++++ Records supplied ++++

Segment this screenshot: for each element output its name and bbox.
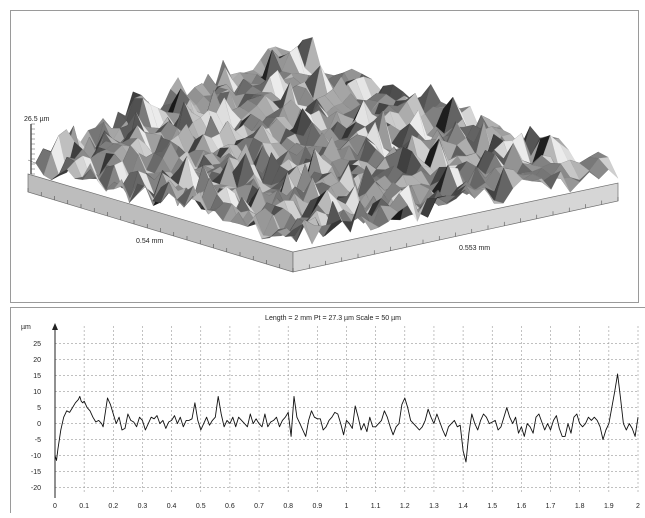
y-axis-unit-label: µm xyxy=(21,324,31,331)
height-scale-ticks xyxy=(31,123,35,175)
x-tick-label: 0.6 xyxy=(225,503,235,510)
chart-title: Length = 2 mm Pt = 27.3 µm Scale = 50 µm xyxy=(265,315,401,322)
height-scale-label: 26.5 µm xyxy=(24,116,50,123)
x-tick-label: 0.5 xyxy=(196,503,206,510)
profile-chart-panel: Length = 2 mm Pt = 27.3 µm Scale = 50 µm… xyxy=(10,307,645,513)
y-tick-label: 0 xyxy=(37,421,41,428)
y-tick-label: -10 xyxy=(31,453,41,460)
surface-y-dimension-label: 0.553 mm xyxy=(459,245,490,252)
x-tick-label: 0.3 xyxy=(138,503,148,510)
x-tick-label: 1.8 xyxy=(575,503,585,510)
y-tick-labels: 25 20 15 10 5 0 -5 -10 -15 -20 xyxy=(31,341,41,492)
y-axis-arrow-icon xyxy=(52,323,58,330)
x-tick-label: 0.8 xyxy=(283,503,293,510)
x-tick-label: 0 xyxy=(53,503,57,510)
y-tick-label: -15 xyxy=(31,469,41,476)
x-tick-label: 1.1 xyxy=(371,503,381,510)
x-tick-label: 1.2 xyxy=(400,503,410,510)
x-tick-label: 1.7 xyxy=(546,503,556,510)
surface-3d-panel: 26.5 µm 0.54 mm 0.553 mm xyxy=(10,10,639,303)
profile-series-line-0 xyxy=(54,373,639,463)
profile-chart: Length = 2 mm Pt = 27.3 µm Scale = 50 µm… xyxy=(21,315,640,510)
x-tick-label: 1.4 xyxy=(458,503,468,510)
x-tick-label: 0.7 xyxy=(254,503,264,510)
x-tick-label: 0.9 xyxy=(312,503,322,510)
chart-grid xyxy=(54,326,639,494)
y-tick-label: 15 xyxy=(33,373,41,380)
x-tick-label: 2 xyxy=(636,503,640,510)
y-tick-label: 20 xyxy=(33,357,41,364)
profile-series xyxy=(54,373,639,463)
surface-3d-view: 26.5 µm 0.54 mm 0.553 mm xyxy=(24,36,619,273)
surface-facet xyxy=(284,223,303,237)
y-tick-label: 10 xyxy=(33,389,41,396)
x-tick-labels: 0 0.1 0.2 0.3 0.4 0.5 0.6 0.7 0.8 0.9 1 1.1 1.2 1.3 1.… xyxy=(53,503,640,510)
y-tick-label: -20 xyxy=(31,485,41,492)
x-tick-label: 0.1 xyxy=(79,503,89,510)
surface-mesh xyxy=(27,36,619,245)
x-tick-label: 0.4 xyxy=(167,503,177,510)
surface-base-ticks xyxy=(27,188,619,272)
y-tick-label: -5 xyxy=(35,437,41,444)
x-tick-label: 1.6 xyxy=(517,503,527,510)
y-tick-label: 5 xyxy=(37,405,41,412)
y-tick-label: 25 xyxy=(33,341,41,348)
x-tick-label: 1.9 xyxy=(604,503,614,510)
x-tick-label: 1.3 xyxy=(429,503,439,510)
surface-x-dimension-label: 0.54 mm xyxy=(136,238,163,245)
x-tick-label: 1 xyxy=(345,503,349,510)
x-tick-label: 0.2 xyxy=(108,503,118,510)
x-tick-label: 1.5 xyxy=(487,503,497,510)
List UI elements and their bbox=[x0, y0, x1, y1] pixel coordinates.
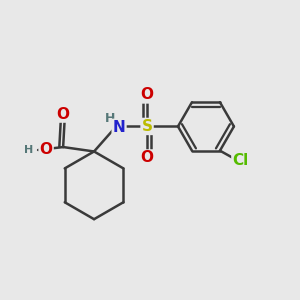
Text: Cl: Cl bbox=[232, 154, 249, 169]
Text: H: H bbox=[24, 145, 33, 155]
Text: O: O bbox=[40, 142, 52, 158]
Text: O: O bbox=[57, 106, 70, 122]
Text: H: H bbox=[104, 112, 115, 125]
Text: N: N bbox=[113, 120, 125, 135]
Text: O: O bbox=[141, 150, 154, 165]
Text: S: S bbox=[142, 119, 153, 134]
Text: O: O bbox=[141, 87, 154, 102]
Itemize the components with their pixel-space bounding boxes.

++++

Given problem: Reproduce every entry above, replacing "chart-grid" with "plot-grid" and leaving all else unchanged. Omit the pictures.

Task output:
Segment this screenshot: for each element output its name and bbox.
y-axis-unit-label: µm xyxy=(21,324,31,331)
height-scale-ticks xyxy=(31,123,35,175)
x-tick-label: 0.6 xyxy=(225,503,235,510)
chart-title: Length = 2 mm Pt = 27.3 µm Scale = 50 µm xyxy=(265,315,401,322)
height-scale-label: 26.5 µm xyxy=(24,116,50,123)
x-tick-label: 0.5 xyxy=(196,503,206,510)
profile-chart-panel: Length = 2 mm Pt = 27.3 µm Scale = 50 µm… xyxy=(10,307,645,513)
y-tick-label: 0 xyxy=(37,421,41,428)
y-tick-label: -10 xyxy=(31,453,41,460)
surface-y-dimension-label: 0.553 mm xyxy=(459,245,490,252)
x-tick-label: 0.3 xyxy=(138,503,148,510)
x-tick-label: 1.8 xyxy=(575,503,585,510)
y-tick-labels: 25 20 15 10 5 0 -5 -10 -15 -20 xyxy=(31,341,41,492)
y-axis-arrow-icon xyxy=(52,323,58,330)
x-tick-label: 0.8 xyxy=(283,503,293,510)
x-tick-label: 0 xyxy=(53,503,57,510)
y-tick-label: -15 xyxy=(31,469,41,476)
x-tick-label: 1.1 xyxy=(371,503,381,510)
x-tick-label: 1.2 xyxy=(400,503,410,510)
x-tick-label: 1.7 xyxy=(546,503,556,510)
surface-3d-panel: 26.5 µm 0.54 mm 0.553 mm xyxy=(10,10,639,303)
profile-series-line-0 xyxy=(54,373,639,463)
profile-chart: Length = 2 mm Pt = 27.3 µm Scale = 50 µm… xyxy=(21,315,640,510)
x-tick-label: 1.4 xyxy=(458,503,468,510)
x-tick-label: 0.7 xyxy=(254,503,264,510)
x-tick-label: 0.9 xyxy=(312,503,322,510)
plot-grid xyxy=(54,326,639,494)
y-tick-label: 15 xyxy=(33,373,41,380)
x-tick-label: 2 xyxy=(636,503,640,510)
y-tick-label: 20 xyxy=(33,357,41,364)
profile-series xyxy=(54,373,639,463)
surface-3d-view: 26.5 µm 0.54 mm 0.553 mm xyxy=(24,36,619,273)
surface-facet xyxy=(284,223,303,237)
y-tick-label: 10 xyxy=(33,389,41,396)
x-tick-labels: 0 0.1 0.2 0.3 0.4 0.5 0.6 0.7 0.8 0.9 1 1.1 1.2 1.3 1.… xyxy=(53,503,640,510)
y-tick-label: -20 xyxy=(31,485,41,492)
x-tick-label: 0.1 xyxy=(79,503,89,510)
surface-mesh xyxy=(27,36,619,245)
x-tick-label: 0.4 xyxy=(167,503,177,510)
surface-base-ticks xyxy=(27,188,619,272)
y-tick-label: -5 xyxy=(35,437,41,444)
x-tick-label: 1.6 xyxy=(517,503,527,510)
y-tick-label: 5 xyxy=(37,405,41,412)
y-tick-label: 25 xyxy=(33,341,41,348)
x-tick-label: 1.9 xyxy=(604,503,614,510)
x-tick-label: 1.3 xyxy=(429,503,439,510)
surface-x-dimension-label: 0.54 mm xyxy=(136,238,163,245)
x-tick-label: 1 xyxy=(345,503,349,510)
x-tick-label: 0.2 xyxy=(108,503,118,510)
x-tick-label: 1.5 xyxy=(487,503,497,510)
List UI elements and their bbox=[x0, y0, x1, y1] pixel coordinates.
Text: Cl: Cl bbox=[232, 154, 249, 169]
Text: H: H bbox=[24, 145, 33, 155]
Text: O: O bbox=[40, 142, 52, 158]
Text: O: O bbox=[57, 106, 70, 122]
Text: H: H bbox=[104, 112, 115, 125]
Text: N: N bbox=[113, 120, 125, 135]
Text: O: O bbox=[141, 150, 154, 165]
Text: S: S bbox=[142, 119, 153, 134]
Text: O: O bbox=[141, 87, 154, 102]
Itemize the components with their pixel-space bounding boxes.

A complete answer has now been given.